**Stated problem:** A line counts if it contains the word "Flow" at least once. State how many such lines the records contain, giving the number alone.

====================

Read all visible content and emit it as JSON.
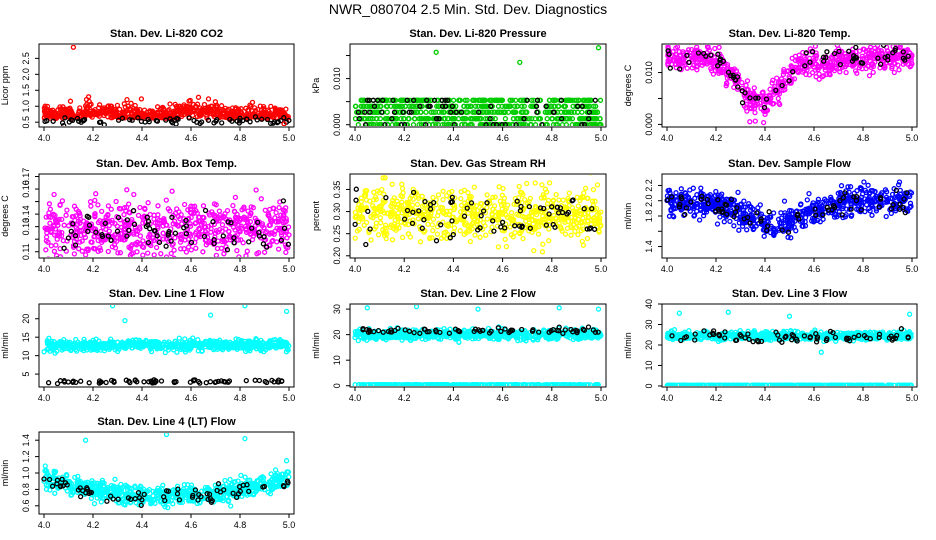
{
  "page_title": "NWR_080704  2.5 Min. Std. Dev. Diagnostics",
  "chart_data": [
    {
      "type": "scatter",
      "title": "Stan. Dev. Li-820 CO2",
      "xlabel": "",
      "ylabel": "Licor ppm",
      "xlim": [
        4.0,
        5.0
      ],
      "ylim": [
        0.35,
        2.95
      ],
      "xticks": [
        4.0,
        4.2,
        4.4,
        4.6,
        4.8,
        5.0
      ],
      "yticks": [
        0.5,
        1.0,
        1.5,
        2.0,
        2.5
      ],
      "ytick_labels": [
        "0.5",
        "1.0",
        "1.5",
        "2.0",
        "2.5"
      ],
      "series": [
        {
          "name": "dense",
          "color": "#ff0000",
          "profile": "co2"
        },
        {
          "name": "sparse",
          "color": "#000000",
          "profile": "co2_black"
        }
      ],
      "outliers": [
        [
          4.12,
          2.85
        ],
        [
          4.98,
          0.45
        ]
      ]
    },
    {
      "type": "scatter",
      "title": "Stan. Dev. Li-820 Pressure",
      "xlabel": "",
      "ylabel": "kPa",
      "xlim": [
        4.0,
        5.0
      ],
      "ylim": [
        -0.0005,
        0.0175
      ],
      "xticks": [
        4.0,
        4.2,
        4.4,
        4.6,
        4.8,
        5.0
      ],
      "yticks": [
        0.0,
        0.005,
        0.01,
        0.015
      ],
      "ytick_labels": [
        "0.000",
        "",
        "0.010",
        ""
      ],
      "series": [
        {
          "name": "dense",
          "color": "#00cc00",
          "profile": "pressure"
        },
        {
          "name": "sparse",
          "color": "#000000",
          "profile": "pressure_black"
        }
      ],
      "outliers": [
        [
          4.33,
          0.0157
        ],
        [
          4.67,
          0.0135
        ],
        [
          4.99,
          0.0167
        ]
      ]
    },
    {
      "type": "scatter",
      "title": "Stan. Dev. Li-820 Temp.",
      "xlabel": "",
      "ylabel": "degrees C",
      "xlim": [
        4.0,
        5.0
      ],
      "ylim": [
        -0.0005,
        0.0155
      ],
      "xticks": [
        4.0,
        4.2,
        4.4,
        4.6,
        4.8,
        5.0
      ],
      "yticks": [
        0.0,
        0.005,
        0.01
      ],
      "ytick_labels": [
        "0.000",
        "",
        "0.010"
      ],
      "series": [
        {
          "name": "dense",
          "color": "#ff00ff",
          "profile": "temp"
        },
        {
          "name": "sparse",
          "color": "#000000",
          "profile": "temp_black"
        }
      ],
      "outliers": []
    },
    {
      "type": "scatter",
      "title": "Stan. Dev. Amb. Box Temp.",
      "xlabel": "",
      "ylabel": "degrees C",
      "xlim": [
        4.0,
        5.0
      ],
      "ylim": [
        0.105,
        0.172
      ],
      "xticks": [
        4.0,
        4.2,
        4.4,
        4.6,
        4.8,
        5.0
      ],
      "yticks": [
        0.11,
        0.12,
        0.13,
        0.14,
        0.15,
        0.16,
        0.17
      ],
      "ytick_labels": [
        "0.11",
        "",
        "0.13",
        "0.14",
        "",
        "0.16",
        "0.17"
      ],
      "series": [
        {
          "name": "dense",
          "color": "#ff00ff",
          "profile": "box"
        },
        {
          "name": "sparse",
          "color": "#000000",
          "profile": "box_black"
        }
      ],
      "outliers": []
    },
    {
      "type": "scatter",
      "title": "Stan. Dev. Gas Stream RH",
      "xlabel": "",
      "ylabel": "percent",
      "xlim": [
        4.0,
        5.0
      ],
      "ylim": [
        0.195,
        0.385
      ],
      "xticks": [
        4.0,
        4.2,
        4.4,
        4.6,
        4.8,
        5.0
      ],
      "yticks": [
        0.2,
        0.25,
        0.3,
        0.35
      ],
      "ytick_labels": [
        "0.20",
        "0.25",
        "0.30",
        "0.35"
      ],
      "series": [
        {
          "name": "dense",
          "color": "#ffff00",
          "profile": "rh"
        },
        {
          "name": "sparse",
          "color": "#000000",
          "profile": "rh_black"
        }
      ],
      "outliers": []
    },
    {
      "type": "scatter",
      "title": "Stan. Dev. Sample Flow",
      "xlabel": "",
      "ylabel": "ml/min",
      "xlim": [
        4.0,
        5.0
      ],
      "ylim": [
        1.25,
        2.35
      ],
      "xticks": [
        4.0,
        4.2,
        4.4,
        4.6,
        4.8,
        5.0
      ],
      "yticks": [
        1.4,
        1.6,
        1.8,
        2.0,
        2.2
      ],
      "ytick_labels": [
        "1.4",
        "",
        "1.8",
        "2.0",
        "2.2"
      ],
      "series": [
        {
          "name": "dense",
          "color": "#0000ff",
          "profile": "sample"
        },
        {
          "name": "sparse",
          "color": "#000000",
          "profile": "sample_black"
        }
      ],
      "outliers": []
    },
    {
      "type": "scatter",
      "title": "Stan. Dev. Line 1 Flow",
      "xlabel": "",
      "ylabel": "ml/min",
      "xlim": [
        4.0,
        5.0
      ],
      "ylim": [
        1.5,
        24.0
      ],
      "xticks": [
        4.0,
        4.2,
        4.4,
        4.6,
        4.8,
        5.0
      ],
      "yticks": [
        5,
        10,
        15,
        20
      ],
      "ytick_labels": [
        "5",
        "10",
        "15",
        "20"
      ],
      "series": [
        {
          "name": "dense",
          "color": "#00ffff",
          "profile": "line1"
        },
        {
          "name": "sparse",
          "color": "#000000",
          "profile": "line1_black"
        }
      ],
      "outliers": [
        [
          4.28,
          23.5
        ],
        [
          4.82,
          23.5
        ],
        [
          4.99,
          22.0
        ],
        [
          4.68,
          21.0
        ],
        [
          4.33,
          19.5
        ]
      ]
    },
    {
      "type": "scatter",
      "title": "Stan. Dev. Line 2 Flow",
      "xlabel": "",
      "ylabel": "ml/min",
      "xlim": [
        4.0,
        5.0
      ],
      "ylim": [
        -0.5,
        32.0
      ],
      "xticks": [
        4.0,
        4.2,
        4.4,
        4.6,
        4.8,
        5.0
      ],
      "yticks": [
        0,
        10,
        20,
        30
      ],
      "ytick_labels": [
        "0",
        "10",
        "20",
        "30"
      ],
      "series": [
        {
          "name": "dense",
          "color": "#00ffff",
          "profile": "line2"
        },
        {
          "name": "low",
          "color": "#00ffff",
          "profile": "line2_low"
        },
        {
          "name": "sparse",
          "color": "#000000",
          "profile": "line2_black"
        }
      ],
      "outliers": [
        [
          4.05,
          30.5
        ],
        [
          4.25,
          31.0
        ],
        [
          4.5,
          30.0
        ],
        [
          4.99,
          30.0
        ],
        [
          4.83,
          30.5
        ]
      ]
    },
    {
      "type": "scatter",
      "title": "Stan. Dev. Line 3 Flow",
      "xlabel": "",
      "ylabel": "ml/min",
      "xlim": [
        4.0,
        5.0
      ],
      "ylim": [
        -0.5,
        40.0
      ],
      "xticks": [
        4.0,
        4.2,
        4.4,
        4.6,
        4.8,
        5.0
      ],
      "yticks": [
        0,
        10,
        20,
        30,
        40
      ],
      "ytick_labels": [
        "0",
        "10",
        "20",
        "30",
        "40"
      ],
      "series": [
        {
          "name": "dense",
          "color": "#00ffff",
          "profile": "line3"
        },
        {
          "name": "low",
          "color": "#00ffff",
          "profile": "line3_low"
        },
        {
          "name": "sparse",
          "color": "#000000",
          "profile": "line3_black"
        }
      ],
      "outliers": [
        [
          4.05,
          35.5
        ],
        [
          4.25,
          36.0
        ],
        [
          4.5,
          34.0
        ],
        [
          4.99,
          35.0
        ],
        [
          4.63,
          16.5
        ]
      ]
    },
    {
      "type": "scatter",
      "title": "Stan. Dev. Line 4 (LT) Flow",
      "xlabel": "",
      "ylabel": "ml/min",
      "xlim": [
        4.0,
        5.0
      ],
      "ylim": [
        0.5,
        1.5
      ],
      "xticks": [
        4.0,
        4.2,
        4.4,
        4.6,
        4.8,
        5.0
      ],
      "yticks": [
        0.6,
        0.8,
        1.0,
        1.2,
        1.4
      ],
      "ytick_labels": [
        "0.6",
        "0.8",
        "1.0",
        "1.2",
        "1.4"
      ],
      "series": [
        {
          "name": "dense",
          "color": "#00ffff",
          "profile": "line4"
        },
        {
          "name": "sparse",
          "color": "#000000",
          "profile": "line4_black"
        }
      ],
      "outliers": [
        [
          4.5,
          1.47
        ],
        [
          4.82,
          1.42
        ],
        [
          4.17,
          1.4
        ],
        [
          4.99,
          1.15
        ]
      ]
    }
  ]
}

====================

**Result for this exercise:** 5